● To be done:
Pull out every line in the data that has the string "Give" in it.
# # #
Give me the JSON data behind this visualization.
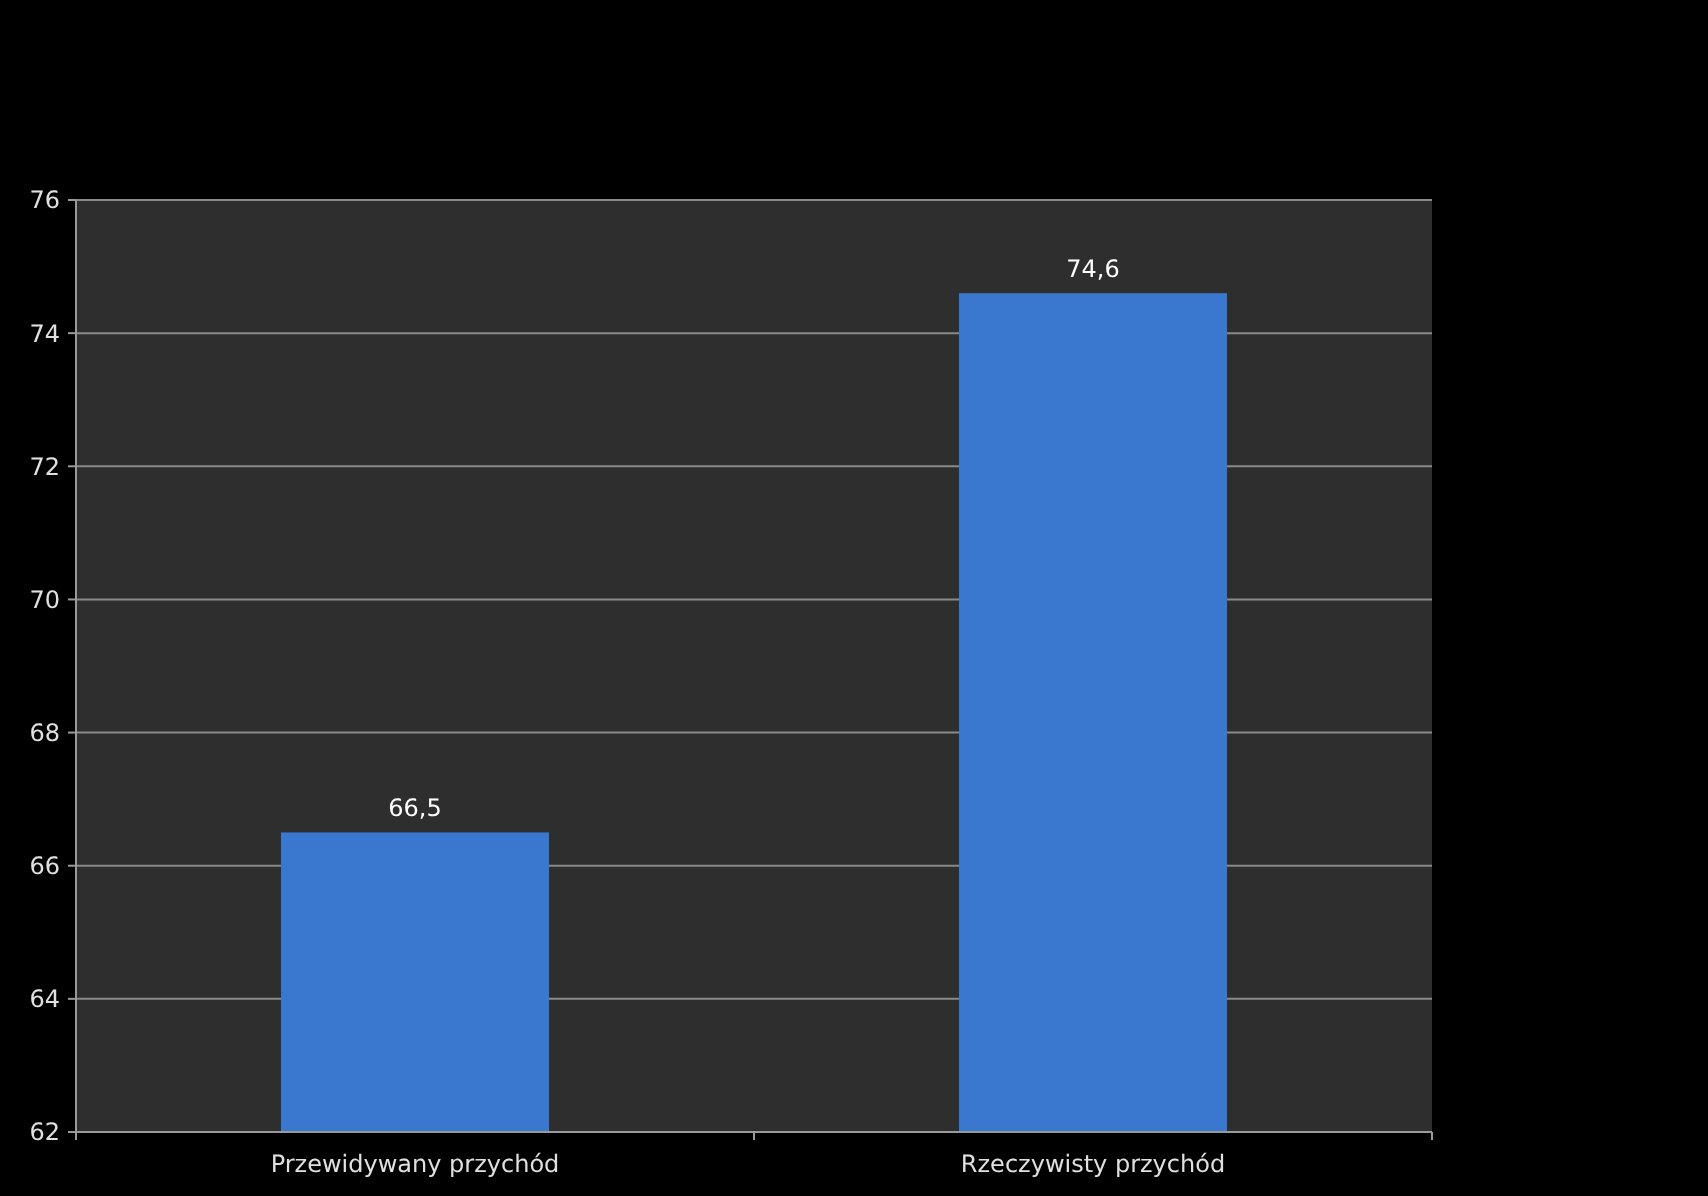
{
  "chart_data": {
    "type": "bar",
    "categories": [
      "Przewidywany przychód",
      "Rzeczywisty przychód"
    ],
    "values": [
      66.5,
      74.6
    ],
    "value_labels": [
      "66,5",
      "74,6"
    ],
    "color": "#3a78cf",
    "ylim": [
      62,
      76
    ],
    "yticks": [
      62,
      64,
      66,
      68,
      70,
      72,
      74,
      76
    ],
    "grid": "y"
  }
}
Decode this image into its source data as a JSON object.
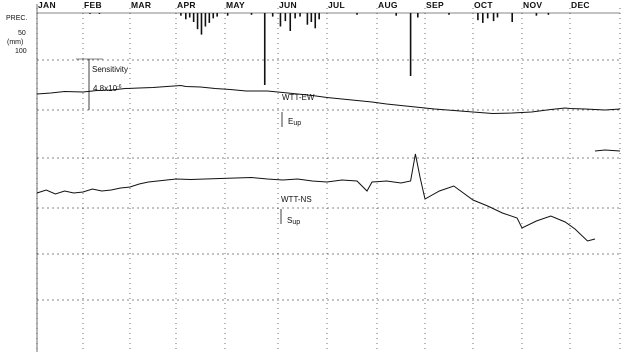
{
  "chart_data": {
    "type": "line",
    "x": {
      "categories": [
        "JAN",
        "FEB",
        "MAR",
        "APR",
        "MAY",
        "JUN",
        "JUL",
        "AUG",
        "SEP",
        "OCT",
        "NOV",
        "DEC"
      ]
    },
    "precipitation": {
      "axis_label": [
        "PREC.",
        "(mm)"
      ],
      "ticks": [
        "50",
        "100"
      ],
      "ylim": [
        0,
        100
      ],
      "bars": [
        {
          "month": 1.15,
          "mm": 2
        },
        {
          "month": 1.35,
          "mm": 2
        },
        {
          "month": 3.1,
          "mm": 6
        },
        {
          "month": 3.2,
          "mm": 14
        },
        {
          "month": 3.28,
          "mm": 10
        },
        {
          "month": 3.36,
          "mm": 20
        },
        {
          "month": 3.44,
          "mm": 36
        },
        {
          "month": 3.52,
          "mm": 48
        },
        {
          "month": 3.6,
          "mm": 30
        },
        {
          "month": 3.68,
          "mm": 22
        },
        {
          "month": 3.76,
          "mm": 12
        },
        {
          "month": 3.84,
          "mm": 8
        },
        {
          "month": 4.05,
          "mm": 6
        },
        {
          "month": 4.5,
          "mm": 4
        },
        {
          "month": 4.75,
          "mm": 160
        },
        {
          "month": 4.9,
          "mm": 8
        },
        {
          "month": 5.05,
          "mm": 30
        },
        {
          "month": 5.15,
          "mm": 18
        },
        {
          "month": 5.25,
          "mm": 40
        },
        {
          "month": 5.35,
          "mm": 12
        },
        {
          "month": 5.45,
          "mm": 8
        },
        {
          "month": 5.6,
          "mm": 26
        },
        {
          "month": 5.68,
          "mm": 20
        },
        {
          "month": 5.76,
          "mm": 34
        },
        {
          "month": 5.84,
          "mm": 14
        },
        {
          "month": 6.6,
          "mm": 4
        },
        {
          "month": 7.4,
          "mm": 6
        },
        {
          "month": 7.7,
          "mm": 140
        },
        {
          "month": 7.85,
          "mm": 10
        },
        {
          "month": 8.5,
          "mm": 4
        },
        {
          "month": 9.1,
          "mm": 16
        },
        {
          "month": 9.2,
          "mm": 22
        },
        {
          "month": 9.3,
          "mm": 12
        },
        {
          "month": 9.42,
          "mm": 18
        },
        {
          "month": 9.5,
          "mm": 10
        },
        {
          "month": 9.8,
          "mm": 20
        },
        {
          "month": 10.3,
          "mm": 6
        },
        {
          "month": 10.55,
          "mm": 4
        }
      ]
    },
    "scale_annotation": {
      "label": "Sensitivity",
      "value": "4.8x10",
      "exponent": "-6"
    },
    "series": [
      {
        "name": "WTT-EW",
        "direction_label": "E",
        "direction_suffix": "up",
        "points": [
          [
            0,
            1.6
          ],
          [
            0.3,
            1.7
          ],
          [
            0.6,
            1.85
          ],
          [
            1.0,
            1.8
          ],
          [
            1.3,
            1.95
          ],
          [
            1.6,
            2.0
          ],
          [
            1.9,
            2.15
          ],
          [
            2.2,
            2.2
          ],
          [
            2.5,
            2.25
          ],
          [
            2.8,
            2.35
          ],
          [
            3.1,
            2.45
          ],
          [
            3.2,
            2.35
          ],
          [
            3.5,
            2.3
          ],
          [
            3.8,
            2.15
          ],
          [
            4.1,
            2.05
          ],
          [
            4.4,
            1.9
          ],
          [
            4.8,
            1.9
          ],
          [
            5.1,
            1.75
          ],
          [
            5.4,
            1.6
          ],
          [
            5.7,
            1.45
          ],
          [
            6.0,
            1.25
          ],
          [
            6.3,
            1.1
          ],
          [
            6.6,
            0.95
          ],
          [
            6.9,
            0.8
          ],
          [
            7.2,
            0.6
          ],
          [
            7.5,
            0.45
          ],
          [
            7.8,
            0.3
          ],
          [
            8.2,
            0.1
          ],
          [
            8.6,
            -0.05
          ],
          [
            9.0,
            -0.2
          ],
          [
            9.4,
            -0.35
          ],
          [
            9.8,
            -0.3
          ],
          [
            10.2,
            -0.2
          ],
          [
            10.6,
            0.05
          ],
          [
            10.9,
            0.2
          ],
          [
            11.0,
            0.15
          ],
          [
            11.3,
            0.1
          ],
          [
            11.7,
            0.0
          ],
          [
            12.0,
            0.1
          ]
        ]
      },
      {
        "name": "WTT-NS",
        "direction_label": "S",
        "direction_suffix": "up",
        "points": [
          [
            0,
            0.0
          ],
          [
            0.2,
            0.3
          ],
          [
            0.4,
            -0.1
          ],
          [
            0.6,
            0.2
          ],
          [
            0.8,
            0.0
          ],
          [
            1.0,
            0.1
          ],
          [
            1.2,
            0.4
          ],
          [
            1.4,
            0.2
          ],
          [
            1.6,
            0.3
          ],
          [
            1.8,
            0.5
          ],
          [
            2.0,
            0.6
          ],
          [
            2.2,
            0.9
          ],
          [
            2.4,
            1.1
          ],
          [
            2.6,
            1.2
          ],
          [
            2.8,
            1.3
          ],
          [
            3.0,
            1.4
          ],
          [
            3.3,
            1.35
          ],
          [
            3.6,
            1.4
          ],
          [
            3.9,
            1.45
          ],
          [
            4.2,
            1.5
          ],
          [
            4.5,
            1.55
          ],
          [
            4.8,
            1.4
          ],
          [
            5.1,
            1.3
          ],
          [
            5.4,
            1.4
          ],
          [
            5.7,
            1.2
          ],
          [
            6.0,
            1.1
          ],
          [
            6.3,
            1.3
          ],
          [
            6.6,
            1.2
          ],
          [
            6.8,
            0.2
          ],
          [
            6.9,
            1.1
          ],
          [
            7.2,
            1.2
          ],
          [
            7.5,
            1.0
          ],
          [
            7.7,
            1.2
          ],
          [
            7.8,
            3.9
          ],
          [
            7.9,
            1.5
          ],
          [
            8.0,
            -0.6
          ],
          [
            8.3,
            0.2
          ],
          [
            8.6,
            0.7
          ],
          [
            9.0,
            -0.7
          ],
          [
            9.3,
            -1.3
          ],
          [
            9.6,
            -2.0
          ],
          [
            9.9,
            -2.5
          ],
          [
            10.0,
            -3.5
          ],
          [
            10.3,
            -2.8
          ],
          [
            10.6,
            -2.3
          ],
          [
            10.9,
            -2.9
          ],
          [
            11.1,
            -3.6
          ],
          [
            11.35,
            -4.8
          ],
          [
            11.5,
            -4.6
          ]
        ]
      }
    ],
    "late_segment": {
      "points": [
        [
          11.5,
          -4.6
        ],
        [
          11.7,
          -4.5
        ],
        [
          12.0,
          -4.6
        ]
      ]
    }
  }
}
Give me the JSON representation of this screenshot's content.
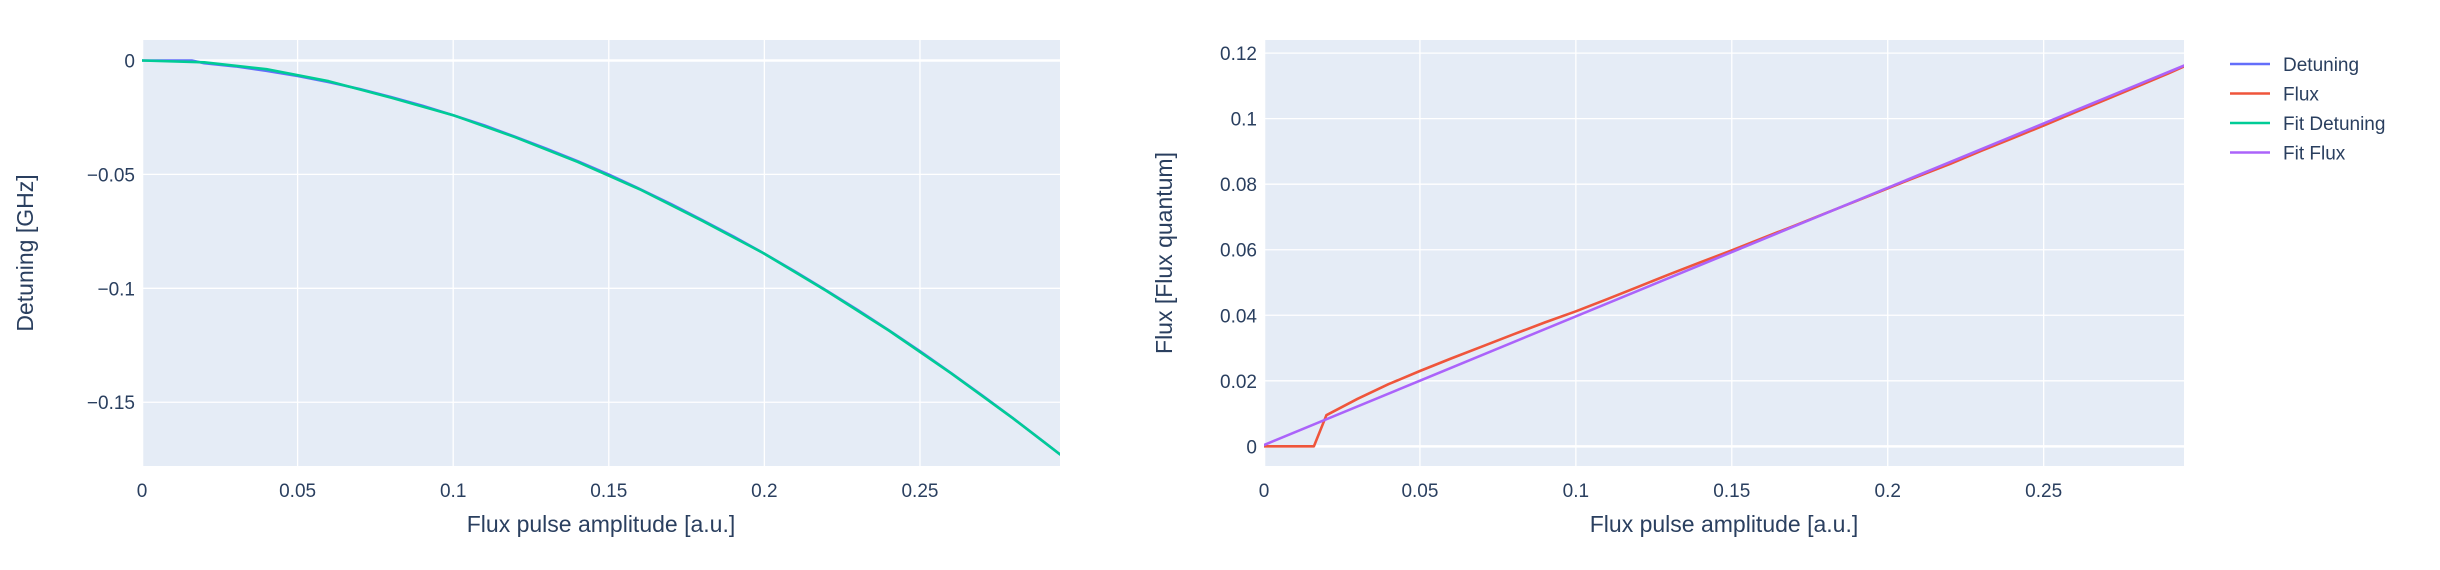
{
  "colors": {
    "plot_bg": "#E5ECF6",
    "grid": "#ffffff",
    "text": "#2a3f5f",
    "detuning": "#636EFA",
    "flux": "#EF553B",
    "fit_detuning": "#00CC96",
    "fit_flux": "#AB63FA"
  },
  "legend": {
    "items": [
      {
        "label": "Detuning",
        "color": "#636EFA"
      },
      {
        "label": "Flux",
        "color": "#EF553B"
      },
      {
        "label": "Fit Detuning",
        "color": "#00CC96"
      },
      {
        "label": "Fit Flux",
        "color": "#AB63FA"
      }
    ]
  },
  "chart_data": [
    {
      "type": "line",
      "xlabel": "Flux pulse amplitude [a.u.]",
      "ylabel": "Detuning [GHz]",
      "xlim": [
        0,
        0.295
      ],
      "ylim": [
        -0.178,
        0.009
      ],
      "xticks": [
        0,
        0.05,
        0.1,
        0.15,
        0.2,
        0.25
      ],
      "xtick_labels": [
        "0",
        "0.05",
        "0.1",
        "0.15",
        "0.2",
        "0.25"
      ],
      "yticks": [
        0,
        -0.05,
        -0.1,
        -0.15
      ],
      "ytick_labels": [
        "0",
        "−0.05",
        "−0.1",
        "−0.15"
      ],
      "grid": true,
      "series": [
        {
          "name": "Detuning",
          "color": "#636EFA",
          "x": [
            0,
            0.016,
            0.02,
            0.03,
            0.04,
            0.05,
            0.06,
            0.07,
            0.08,
            0.09,
            0.1,
            0.11,
            0.12,
            0.13,
            0.14,
            0.15,
            0.16,
            0.17,
            0.18,
            0.19,
            0.2,
            0.21,
            0.22,
            0.23,
            0.24,
            0.25,
            0.26,
            0.27,
            0.28,
            0.29,
            0.295
          ],
          "y": [
            0,
            0,
            -0.0012,
            -0.0026,
            -0.0045,
            -0.0068,
            -0.0095,
            -0.0125,
            -0.016,
            -0.0198,
            -0.024,
            -0.0285,
            -0.0335,
            -0.0387,
            -0.0442,
            -0.0501,
            -0.0564,
            -0.063,
            -0.07,
            -0.0772,
            -0.0848,
            -0.0927,
            -0.101,
            -0.1095,
            -0.1184,
            -0.1276,
            -0.1372,
            -0.147,
            -0.1571,
            -0.1676,
            -0.1729
          ]
        },
        {
          "name": "Fit Detuning",
          "color": "#00CC96",
          "x": [
            0,
            0.02,
            0.04,
            0.06,
            0.08,
            0.1,
            0.12,
            0.14,
            0.16,
            0.18,
            0.2,
            0.22,
            0.24,
            0.26,
            0.28,
            0.295
          ],
          "y": [
            0,
            -0.0008,
            -0.0038,
            -0.0091,
            -0.0163,
            -0.024,
            -0.0337,
            -0.0445,
            -0.0566,
            -0.0703,
            -0.0848,
            -0.1012,
            -0.1185,
            -0.1373,
            -0.1572,
            -0.1729
          ]
        }
      ]
    },
    {
      "type": "line",
      "xlabel": "Flux pulse amplitude [a.u.]",
      "ylabel": "Flux [Flux quantum]",
      "xlim": [
        0,
        0.295
      ],
      "ylim": [
        -0.006,
        0.124
      ],
      "xticks": [
        0,
        0.05,
        0.1,
        0.15,
        0.2,
        0.25
      ],
      "xtick_labels": [
        "0",
        "0.05",
        "0.1",
        "0.15",
        "0.2",
        "0.25"
      ],
      "yticks": [
        0,
        0.02,
        0.04,
        0.06,
        0.08,
        0.1,
        0.12
      ],
      "ytick_labels": [
        "0",
        "0.02",
        "0.04",
        "0.06",
        "0.08",
        "0.1",
        "0.12"
      ],
      "grid": true,
      "series": [
        {
          "name": "Flux",
          "color": "#EF553B",
          "x": [
            0,
            0.016,
            0.02,
            0.03,
            0.04,
            0.05,
            0.06,
            0.07,
            0.08,
            0.09,
            0.1,
            0.11,
            0.12,
            0.13,
            0.14,
            0.15,
            0.16,
            0.17,
            0.18,
            0.19,
            0.2,
            0.21,
            0.22,
            0.23,
            0.24,
            0.25,
            0.26,
            0.27,
            0.28,
            0.29,
            0.295
          ],
          "y": [
            0,
            0,
            0.0095,
            0.0145,
            0.019,
            0.023,
            0.0268,
            0.0305,
            0.0342,
            0.0378,
            0.0412,
            0.0449,
            0.0487,
            0.0525,
            0.0562,
            0.0598,
            0.0636,
            0.0673,
            0.0711,
            0.0749,
            0.0787,
            0.0825,
            0.0862,
            0.0902,
            0.094,
            0.0979,
            0.1019,
            0.1058,
            0.1098,
            0.1138,
            0.1159
          ]
        },
        {
          "name": "Fit Flux",
          "color": "#AB63FA",
          "x": [
            0,
            0.295
          ],
          "y": [
            0.0004,
            0.1162
          ]
        }
      ]
    }
  ]
}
# # #
● Output of the task:
Give me the JSON data behind this visualization.
Give me the JSON representation of this screenshot's content.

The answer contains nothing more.